## Dataset rows about figures:
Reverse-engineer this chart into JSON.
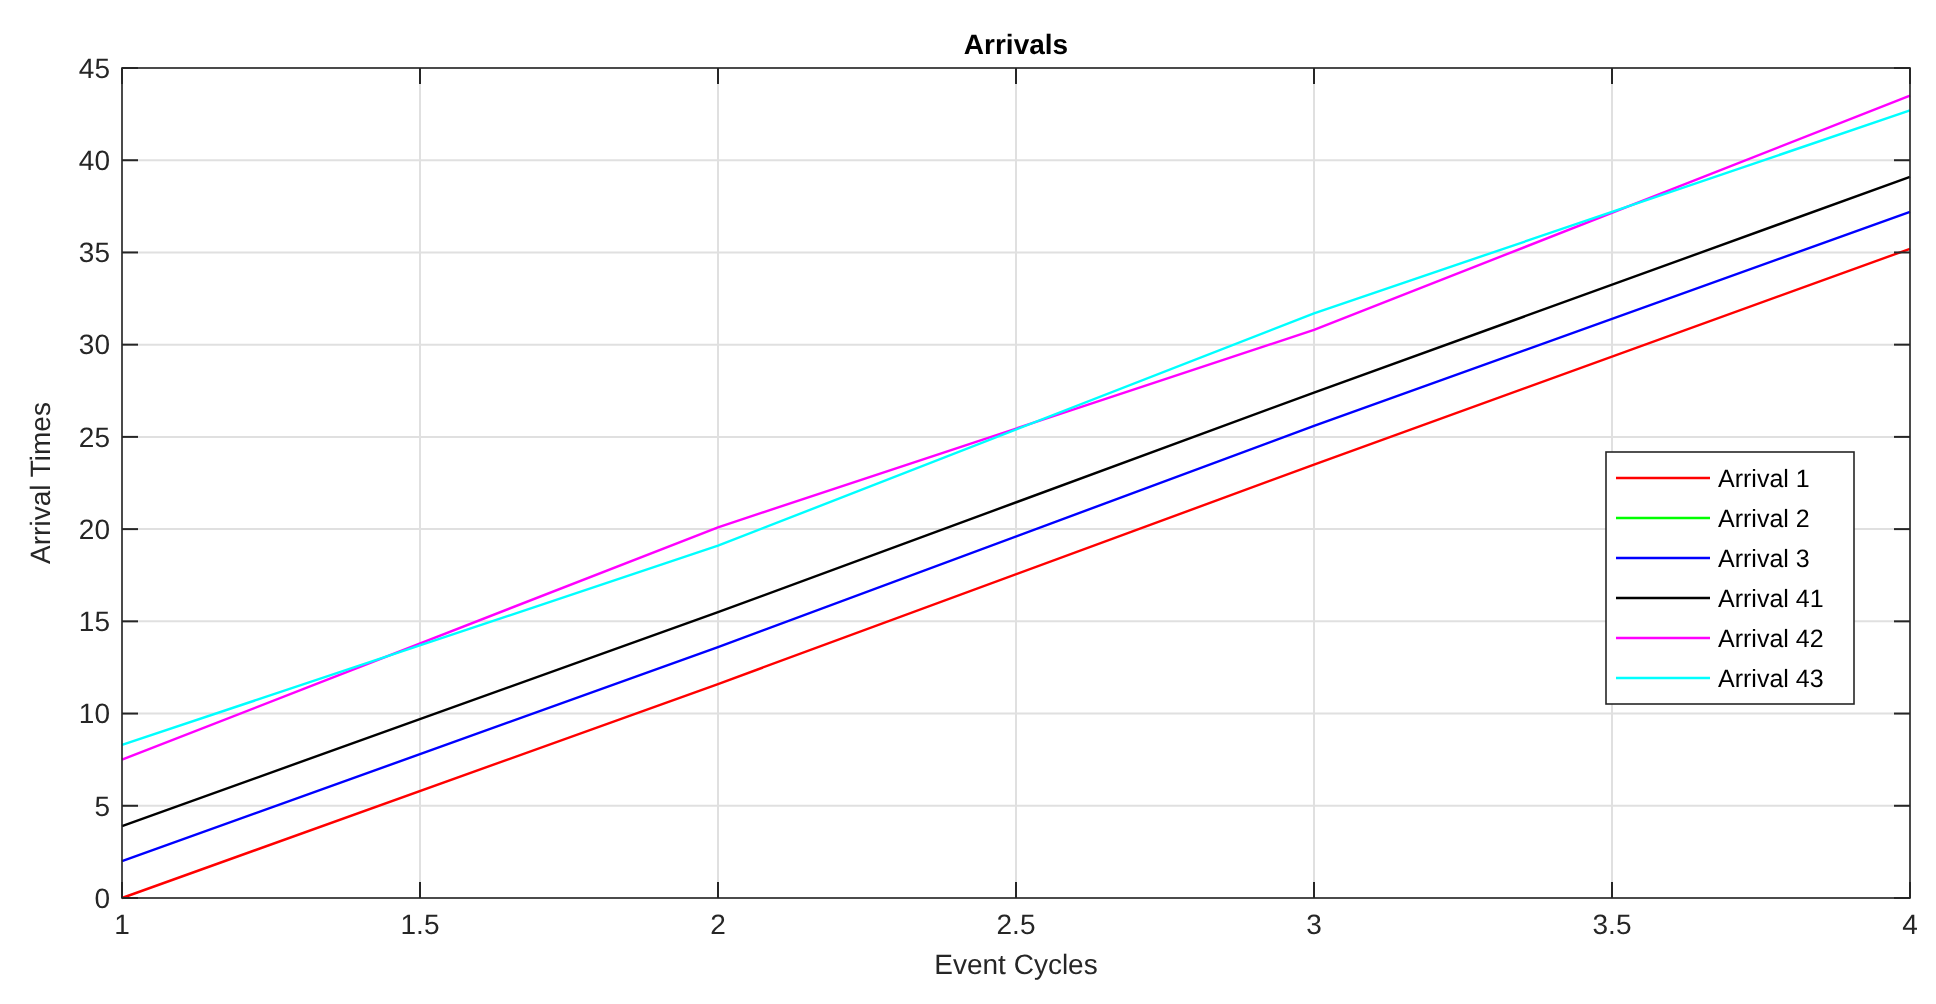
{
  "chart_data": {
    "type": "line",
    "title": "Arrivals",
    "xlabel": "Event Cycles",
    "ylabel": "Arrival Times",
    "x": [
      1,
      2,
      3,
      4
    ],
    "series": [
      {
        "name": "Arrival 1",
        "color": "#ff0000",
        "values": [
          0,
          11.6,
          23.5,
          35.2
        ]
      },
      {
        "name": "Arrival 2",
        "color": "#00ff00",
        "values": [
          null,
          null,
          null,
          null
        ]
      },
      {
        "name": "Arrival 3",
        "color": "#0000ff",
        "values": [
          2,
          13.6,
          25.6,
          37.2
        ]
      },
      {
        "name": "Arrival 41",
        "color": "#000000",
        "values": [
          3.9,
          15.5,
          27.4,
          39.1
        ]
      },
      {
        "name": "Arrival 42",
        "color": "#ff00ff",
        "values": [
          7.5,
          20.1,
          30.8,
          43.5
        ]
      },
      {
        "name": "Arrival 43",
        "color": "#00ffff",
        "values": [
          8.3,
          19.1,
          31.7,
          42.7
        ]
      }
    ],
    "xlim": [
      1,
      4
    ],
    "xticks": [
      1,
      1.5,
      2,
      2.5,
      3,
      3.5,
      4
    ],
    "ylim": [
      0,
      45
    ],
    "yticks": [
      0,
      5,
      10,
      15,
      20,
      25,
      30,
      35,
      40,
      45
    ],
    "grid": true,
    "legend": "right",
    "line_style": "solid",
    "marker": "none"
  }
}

---

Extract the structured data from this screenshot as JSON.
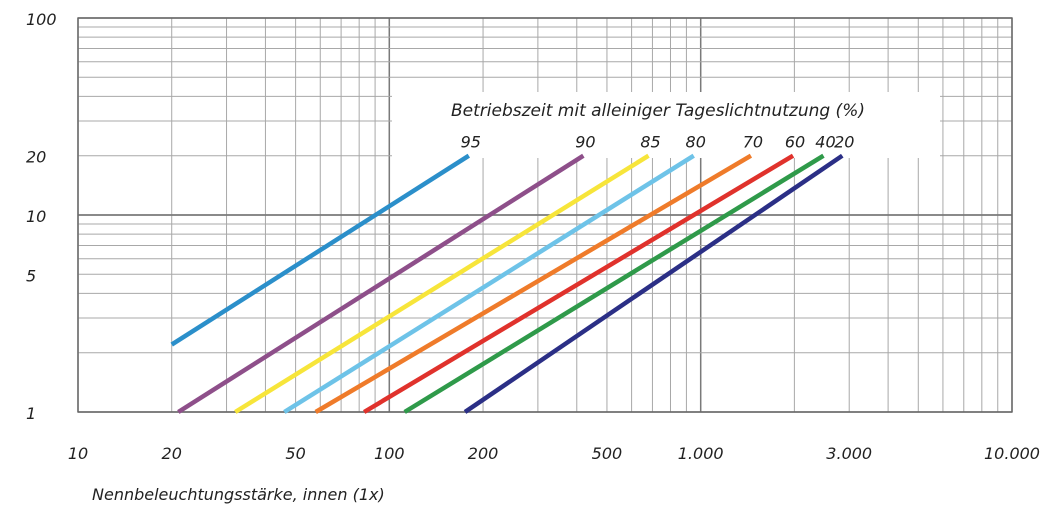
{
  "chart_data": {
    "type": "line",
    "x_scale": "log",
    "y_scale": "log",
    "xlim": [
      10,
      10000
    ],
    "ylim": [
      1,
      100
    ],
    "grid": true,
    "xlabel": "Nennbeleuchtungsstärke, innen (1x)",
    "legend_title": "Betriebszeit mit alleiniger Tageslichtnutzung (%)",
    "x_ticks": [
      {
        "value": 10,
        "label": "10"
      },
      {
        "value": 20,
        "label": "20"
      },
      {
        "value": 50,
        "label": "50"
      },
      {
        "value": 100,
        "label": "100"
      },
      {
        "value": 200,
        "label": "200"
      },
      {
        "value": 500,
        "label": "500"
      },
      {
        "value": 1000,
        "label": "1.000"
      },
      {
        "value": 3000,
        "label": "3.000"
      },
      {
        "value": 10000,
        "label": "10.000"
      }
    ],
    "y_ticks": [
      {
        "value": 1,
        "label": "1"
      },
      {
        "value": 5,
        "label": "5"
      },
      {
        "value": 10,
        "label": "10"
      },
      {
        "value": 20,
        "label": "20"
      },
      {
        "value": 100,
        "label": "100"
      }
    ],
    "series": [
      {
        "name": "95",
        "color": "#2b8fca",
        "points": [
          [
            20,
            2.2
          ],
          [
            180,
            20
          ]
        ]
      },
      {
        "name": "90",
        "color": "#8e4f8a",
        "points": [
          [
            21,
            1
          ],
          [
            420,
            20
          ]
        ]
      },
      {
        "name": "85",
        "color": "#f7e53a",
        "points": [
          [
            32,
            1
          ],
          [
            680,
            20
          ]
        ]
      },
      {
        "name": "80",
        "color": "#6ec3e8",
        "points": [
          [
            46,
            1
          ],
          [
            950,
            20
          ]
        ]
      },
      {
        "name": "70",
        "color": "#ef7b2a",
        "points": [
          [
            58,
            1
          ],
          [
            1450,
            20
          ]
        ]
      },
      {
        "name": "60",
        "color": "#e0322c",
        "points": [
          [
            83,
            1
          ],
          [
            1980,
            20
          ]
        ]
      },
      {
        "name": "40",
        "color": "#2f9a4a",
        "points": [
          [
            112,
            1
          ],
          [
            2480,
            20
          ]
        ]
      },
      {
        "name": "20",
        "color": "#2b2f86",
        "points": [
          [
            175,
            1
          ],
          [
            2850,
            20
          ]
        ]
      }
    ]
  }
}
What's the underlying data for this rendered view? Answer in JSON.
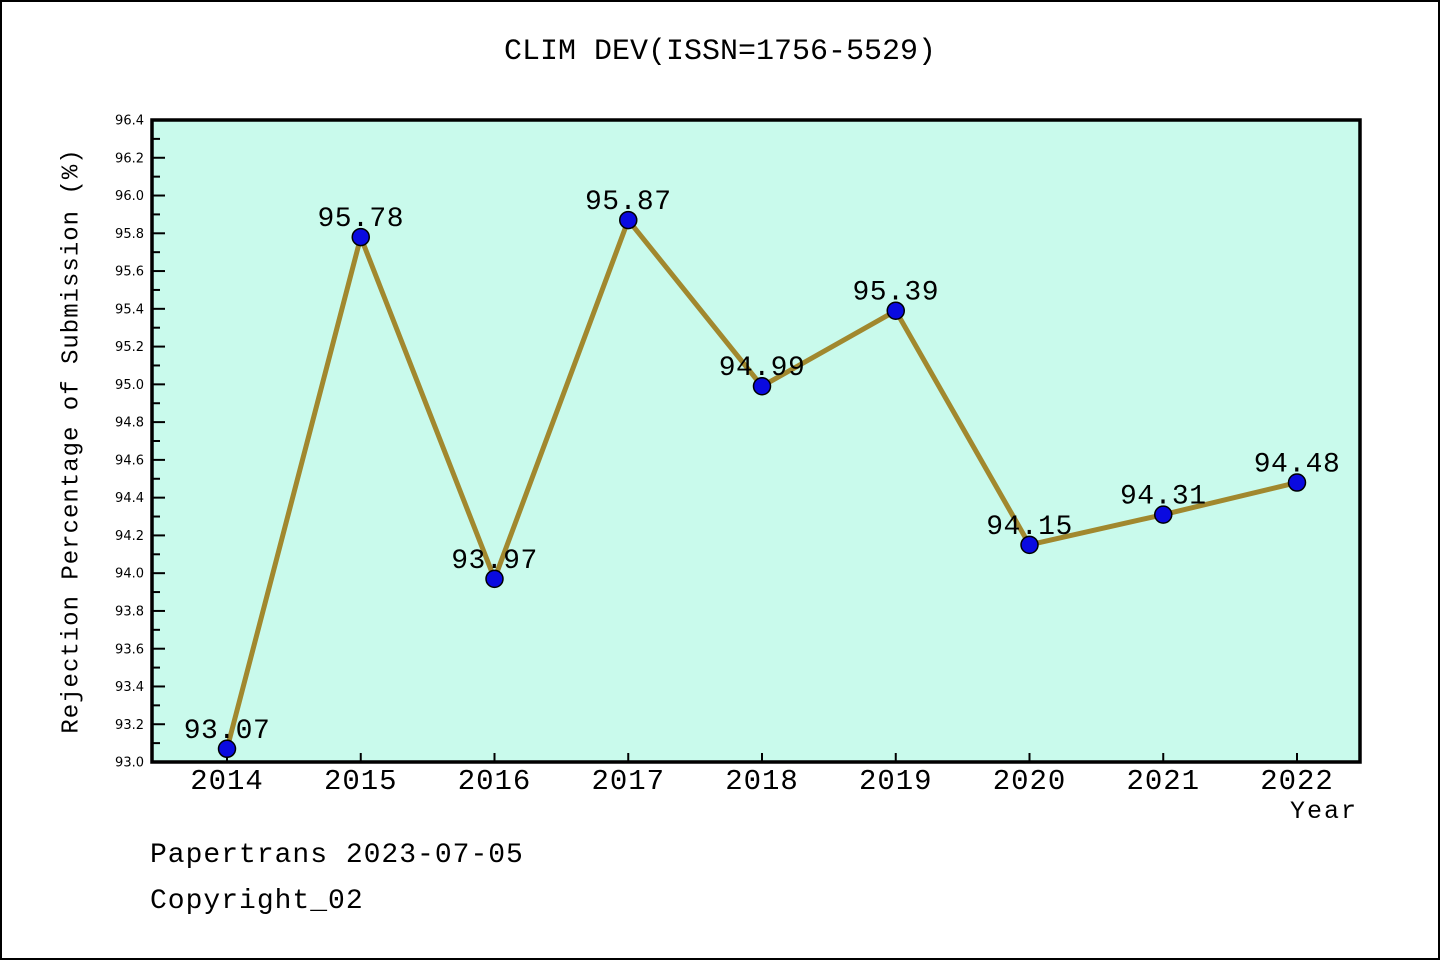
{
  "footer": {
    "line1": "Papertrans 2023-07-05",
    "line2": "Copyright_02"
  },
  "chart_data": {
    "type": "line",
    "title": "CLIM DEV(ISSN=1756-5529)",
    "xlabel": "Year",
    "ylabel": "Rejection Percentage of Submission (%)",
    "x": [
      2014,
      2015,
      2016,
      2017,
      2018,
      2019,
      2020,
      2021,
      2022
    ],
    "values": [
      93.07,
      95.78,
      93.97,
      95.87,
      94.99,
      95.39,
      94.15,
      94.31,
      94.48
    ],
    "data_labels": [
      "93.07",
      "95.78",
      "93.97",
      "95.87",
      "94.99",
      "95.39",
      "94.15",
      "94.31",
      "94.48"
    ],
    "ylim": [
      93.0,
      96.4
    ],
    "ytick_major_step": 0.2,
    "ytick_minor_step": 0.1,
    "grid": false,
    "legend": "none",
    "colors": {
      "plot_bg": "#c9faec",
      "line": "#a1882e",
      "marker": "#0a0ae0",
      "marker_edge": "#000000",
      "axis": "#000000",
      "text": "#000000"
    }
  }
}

## EXERCISE AIM:
Using the records above, copy each line that contains "ylabel".

## OUTPUT:
    "ylabel": "Arrival Times",
    "ylabel": "Rejection Percentage of Submission (%)",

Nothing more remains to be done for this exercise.